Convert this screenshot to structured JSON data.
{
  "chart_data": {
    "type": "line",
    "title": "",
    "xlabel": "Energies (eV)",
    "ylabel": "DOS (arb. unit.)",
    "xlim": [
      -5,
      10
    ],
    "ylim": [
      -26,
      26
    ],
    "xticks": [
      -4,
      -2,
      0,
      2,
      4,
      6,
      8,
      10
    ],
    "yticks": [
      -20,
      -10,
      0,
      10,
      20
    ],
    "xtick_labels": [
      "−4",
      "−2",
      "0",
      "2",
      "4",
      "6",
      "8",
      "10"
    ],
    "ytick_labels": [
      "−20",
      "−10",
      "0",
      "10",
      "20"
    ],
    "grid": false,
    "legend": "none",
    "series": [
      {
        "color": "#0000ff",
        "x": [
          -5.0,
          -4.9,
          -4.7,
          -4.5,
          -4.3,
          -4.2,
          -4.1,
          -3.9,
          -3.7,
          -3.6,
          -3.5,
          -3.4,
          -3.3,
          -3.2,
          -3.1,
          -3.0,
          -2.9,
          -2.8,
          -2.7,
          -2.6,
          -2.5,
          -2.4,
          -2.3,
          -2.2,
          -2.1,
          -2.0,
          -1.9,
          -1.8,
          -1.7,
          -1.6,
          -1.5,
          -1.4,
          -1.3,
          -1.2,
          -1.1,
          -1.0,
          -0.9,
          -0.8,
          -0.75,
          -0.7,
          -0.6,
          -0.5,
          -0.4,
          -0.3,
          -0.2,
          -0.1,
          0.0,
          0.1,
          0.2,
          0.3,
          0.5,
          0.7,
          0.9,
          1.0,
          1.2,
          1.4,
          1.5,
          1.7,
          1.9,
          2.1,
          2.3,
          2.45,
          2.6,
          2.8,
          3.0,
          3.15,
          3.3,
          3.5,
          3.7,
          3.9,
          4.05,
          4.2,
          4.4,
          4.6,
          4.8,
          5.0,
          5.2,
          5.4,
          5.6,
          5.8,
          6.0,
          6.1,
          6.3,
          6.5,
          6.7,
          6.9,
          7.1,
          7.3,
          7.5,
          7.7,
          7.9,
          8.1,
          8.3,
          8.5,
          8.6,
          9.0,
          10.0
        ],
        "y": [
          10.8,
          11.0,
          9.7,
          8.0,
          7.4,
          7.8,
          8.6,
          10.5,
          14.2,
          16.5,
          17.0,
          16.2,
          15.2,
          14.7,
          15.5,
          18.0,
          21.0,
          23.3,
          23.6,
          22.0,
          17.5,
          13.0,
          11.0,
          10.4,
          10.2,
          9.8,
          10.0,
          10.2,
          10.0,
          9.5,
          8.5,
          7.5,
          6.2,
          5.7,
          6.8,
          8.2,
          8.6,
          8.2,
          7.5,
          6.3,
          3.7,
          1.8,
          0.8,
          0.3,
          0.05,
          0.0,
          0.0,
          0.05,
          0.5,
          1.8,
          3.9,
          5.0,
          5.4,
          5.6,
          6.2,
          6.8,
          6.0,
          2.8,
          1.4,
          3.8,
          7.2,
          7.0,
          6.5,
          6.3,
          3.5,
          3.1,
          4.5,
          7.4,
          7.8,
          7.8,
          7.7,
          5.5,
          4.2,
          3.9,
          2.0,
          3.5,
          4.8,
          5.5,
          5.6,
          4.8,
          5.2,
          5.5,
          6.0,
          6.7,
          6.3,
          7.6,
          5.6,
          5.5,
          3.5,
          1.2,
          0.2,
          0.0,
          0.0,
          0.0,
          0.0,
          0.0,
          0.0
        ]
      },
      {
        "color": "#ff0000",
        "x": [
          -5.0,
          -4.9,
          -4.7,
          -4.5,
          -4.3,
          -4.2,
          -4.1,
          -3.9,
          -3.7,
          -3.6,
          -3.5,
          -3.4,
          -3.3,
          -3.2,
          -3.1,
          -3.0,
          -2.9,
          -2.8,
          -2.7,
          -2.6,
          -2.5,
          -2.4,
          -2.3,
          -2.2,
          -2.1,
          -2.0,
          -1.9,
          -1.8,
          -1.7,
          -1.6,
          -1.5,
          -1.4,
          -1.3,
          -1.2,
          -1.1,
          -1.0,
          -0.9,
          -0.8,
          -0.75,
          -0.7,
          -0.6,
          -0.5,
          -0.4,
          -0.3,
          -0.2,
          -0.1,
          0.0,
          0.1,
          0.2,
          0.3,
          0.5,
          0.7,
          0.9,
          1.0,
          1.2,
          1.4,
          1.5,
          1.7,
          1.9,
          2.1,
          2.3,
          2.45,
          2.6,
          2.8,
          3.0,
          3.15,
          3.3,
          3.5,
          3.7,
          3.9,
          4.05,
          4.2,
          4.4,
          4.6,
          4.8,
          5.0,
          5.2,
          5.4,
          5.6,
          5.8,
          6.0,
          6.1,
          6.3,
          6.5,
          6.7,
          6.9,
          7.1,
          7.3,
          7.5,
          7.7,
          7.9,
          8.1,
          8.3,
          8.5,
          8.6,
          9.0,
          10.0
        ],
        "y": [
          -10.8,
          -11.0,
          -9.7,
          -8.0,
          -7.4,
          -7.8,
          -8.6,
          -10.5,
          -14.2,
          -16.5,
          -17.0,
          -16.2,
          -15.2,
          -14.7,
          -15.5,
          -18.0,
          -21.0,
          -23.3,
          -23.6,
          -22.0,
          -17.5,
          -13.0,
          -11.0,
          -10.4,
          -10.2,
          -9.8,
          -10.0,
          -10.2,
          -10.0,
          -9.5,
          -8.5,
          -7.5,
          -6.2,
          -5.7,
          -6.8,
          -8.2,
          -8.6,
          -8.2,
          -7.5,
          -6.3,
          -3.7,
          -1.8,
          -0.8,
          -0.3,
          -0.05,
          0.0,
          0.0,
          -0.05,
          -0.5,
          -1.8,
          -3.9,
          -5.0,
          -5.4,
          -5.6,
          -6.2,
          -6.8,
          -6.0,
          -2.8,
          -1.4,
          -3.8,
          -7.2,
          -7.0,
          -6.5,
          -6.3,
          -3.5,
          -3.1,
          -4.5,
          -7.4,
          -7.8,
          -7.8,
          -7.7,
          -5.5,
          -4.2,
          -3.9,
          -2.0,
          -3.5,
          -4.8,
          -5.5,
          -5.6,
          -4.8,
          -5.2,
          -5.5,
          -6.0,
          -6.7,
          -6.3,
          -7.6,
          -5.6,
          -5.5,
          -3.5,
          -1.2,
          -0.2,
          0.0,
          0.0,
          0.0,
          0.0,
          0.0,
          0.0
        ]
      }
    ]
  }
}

-*-*-

Each entry above needs to be retyped exactly.

Convert this screenshot to structured JSON data.
{
  "chart_data": {
    "type": "line",
    "title": "",
    "xlabel": "Energies (eV)",
    "ylabel": "DOS (arb. unit.)",
    "xlim": [
      -5,
      10
    ],
    "ylim": [
      -26,
      26
    ],
    "xticks": [
      -4,
      -2,
      0,
      2,
      4,
      6,
      8,
      10
    ],
    "yticks": [
      -20,
      -10,
      0,
      10,
      20
    ],
    "xtick_labels": [
      "−4",
      "−2",
      "0",
      "2",
      "4",
      "6",
      "8",
      "10"
    ],
    "ytick_labels": [
      "−20",
      "−10",
      "0",
      "10",
      "20"
    ],
    "grid": false,
    "legend": "none",
    "series": [
      {
        "color": "#0000ff",
        "x": [
          -5.0,
          -4.9,
          -4.7,
          -4.5,
          -4.3,
          -4.2,
          -4.1,
          -3.9,
          -3.7,
          -3.6,
          -3.5,
          -3.4,
          -3.3,
          -3.2,
          -3.1,
          -3.0,
          -2.9,
          -2.8,
          -2.7,
          -2.6,
          -2.5,
          -2.4,
          -2.3,
          -2.2,
          -2.1,
          -2.0,
          -1.9,
          -1.8,
          -1.7,
          -1.6,
          -1.5,
          -1.4,
          -1.3,
          -1.2,
          -1.1,
          -1.0,
          -0.9,
          -0.8,
          -0.75,
          -0.7,
          -0.6,
          -0.5,
          -0.4,
          -0.3,
          -0.2,
          -0.1,
          0.0,
          0.1,
          0.2,
          0.3,
          0.5,
          0.7,
          0.9,
          1.0,
          1.2,
          1.4,
          1.5,
          1.7,
          1.9,
          2.1,
          2.3,
          2.45,
          2.6,
          2.8,
          3.0,
          3.15,
          3.3,
          3.5,
          3.7,
          3.9,
          4.05,
          4.2,
          4.4,
          4.6,
          4.8,
          5.0,
          5.2,
          5.4,
          5.6,
          5.8,
          6.0,
          6.1,
          6.3,
          6.5,
          6.7,
          6.9,
          7.1,
          7.3,
          7.5,
          7.7,
          7.9,
          8.1,
          8.3,
          8.5,
          8.6,
          9.0,
          10.0
        ],
        "y": [
          10.8,
          11.0,
          9.7,
          8.0,
          7.4,
          7.8,
          8.6,
          10.5,
          14.2,
          16.5,
          17.0,
          16.2,
          15.2,
          14.7,
          15.5,
          18.0,
          21.0,
          23.3,
          23.6,
          22.0,
          17.5,
          13.0,
          11.0,
          10.4,
          10.2,
          9.8,
          10.0,
          10.2,
          10.0,
          9.5,
          8.5,
          7.5,
          6.2,
          5.7,
          6.8,
          8.2,
          8.6,
          8.2,
          7.5,
          6.3,
          3.7,
          1.8,
          0.8,
          0.3,
          0.05,
          0.0,
          0.0,
          0.05,
          0.5,
          1.8,
          3.9,
          5.0,
          5.4,
          5.6,
          6.2,
          6.8,
          6.0,
          2.8,
          1.4,
          3.8,
          7.2,
          7.0,
          6.5,
          6.3,
          3.5,
          3.1,
          4.5,
          7.4,
          7.8,
          7.8,
          7.7,
          5.5,
          4.2,
          3.9,
          2.0,
          3.5,
          4.8,
          5.5,
          5.6,
          4.8,
          5.2,
          5.5,
          6.0,
          6.7,
          6.3,
          7.6,
          5.6,
          5.5,
          3.5,
          1.2,
          0.2,
          0.0,
          0.0,
          0.0,
          0.0,
          0.0,
          0.0
        ]
      },
      {
        "color": "#ff0000",
        "x": [
          -5.0,
          -4.9,
          -4.7,
          -4.5,
          -4.3,
          -4.2,
          -4.1,
          -3.9,
          -3.7,
          -3.6,
          -3.5,
          -3.4,
          -3.3,
          -3.2,
          -3.1,
          -3.0,
          -2.9,
          -2.8,
          -2.7,
          -2.6,
          -2.5,
          -2.4,
          -2.3,
          -2.2,
          -2.1,
          -2.0,
          -1.9,
          -1.8,
          -1.7,
          -1.6,
          -1.5,
          -1.4,
          -1.3,
          -1.2,
          -1.1,
          -1.0,
          -0.9,
          -0.8,
          -0.75,
          -0.7,
          -0.6,
          -0.5,
          -0.4,
          -0.3,
          -0.2,
          -0.1,
          0.0,
          0.1,
          0.2,
          0.3,
          0.5,
          0.7,
          0.9,
          1.0,
          1.2,
          1.4,
          1.5,
          1.7,
          1.9,
          2.1,
          2.3,
          2.45,
          2.6,
          2.8,
          3.0,
          3.15,
          3.3,
          3.5,
          3.7,
          3.9,
          4.05,
          4.2,
          4.4,
          4.6,
          4.8,
          5.0,
          5.2,
          5.4,
          5.6,
          5.8,
          6.0,
          6.1,
          6.3,
          6.5,
          6.7,
          6.9,
          7.1,
          7.3,
          7.5,
          7.7,
          7.9,
          8.1,
          8.3,
          8.5,
          8.6,
          9.0,
          10.0
        ],
        "y": [
          -10.8,
          -11.0,
          -9.7,
          -8.0,
          -7.4,
          -7.8,
          -8.6,
          -10.5,
          -14.2,
          -16.5,
          -17.0,
          -16.2,
          -15.2,
          -14.7,
          -15.5,
          -18.0,
          -21.0,
          -23.3,
          -23.6,
          -22.0,
          -17.5,
          -13.0,
          -11.0,
          -10.4,
          -10.2,
          -9.8,
          -10.0,
          -10.2,
          -10.0,
          -9.5,
          -8.5,
          -7.5,
          -6.2,
          -5.7,
          -6.8,
          -8.2,
          -8.6,
          -8.2,
          -7.5,
          -6.3,
          -3.7,
          -1.8,
          -0.8,
          -0.3,
          -0.05,
          0.0,
          0.0,
          -0.05,
          -0.5,
          -1.8,
          -3.9,
          -5.0,
          -5.4,
          -5.6,
          -6.2,
          -6.8,
          -6.0,
          -2.8,
          -1.4,
          -3.8,
          -7.2,
          -7.0,
          -6.5,
          -6.3,
          -3.5,
          -3.1,
          -4.5,
          -7.4,
          -7.8,
          -7.8,
          -7.7,
          -5.5,
          -4.2,
          -3.9,
          -2.0,
          -3.5,
          -4.8,
          -5.5,
          -5.6,
          -4.8,
          -5.2,
          -5.5,
          -6.0,
          -6.7,
          -6.3,
          -7.6,
          -5.6,
          -5.5,
          -3.5,
          -1.2,
          -0.2,
          0.0,
          0.0,
          0.0,
          0.0,
          0.0,
          0.0
        ]
      }
    ]
  }
}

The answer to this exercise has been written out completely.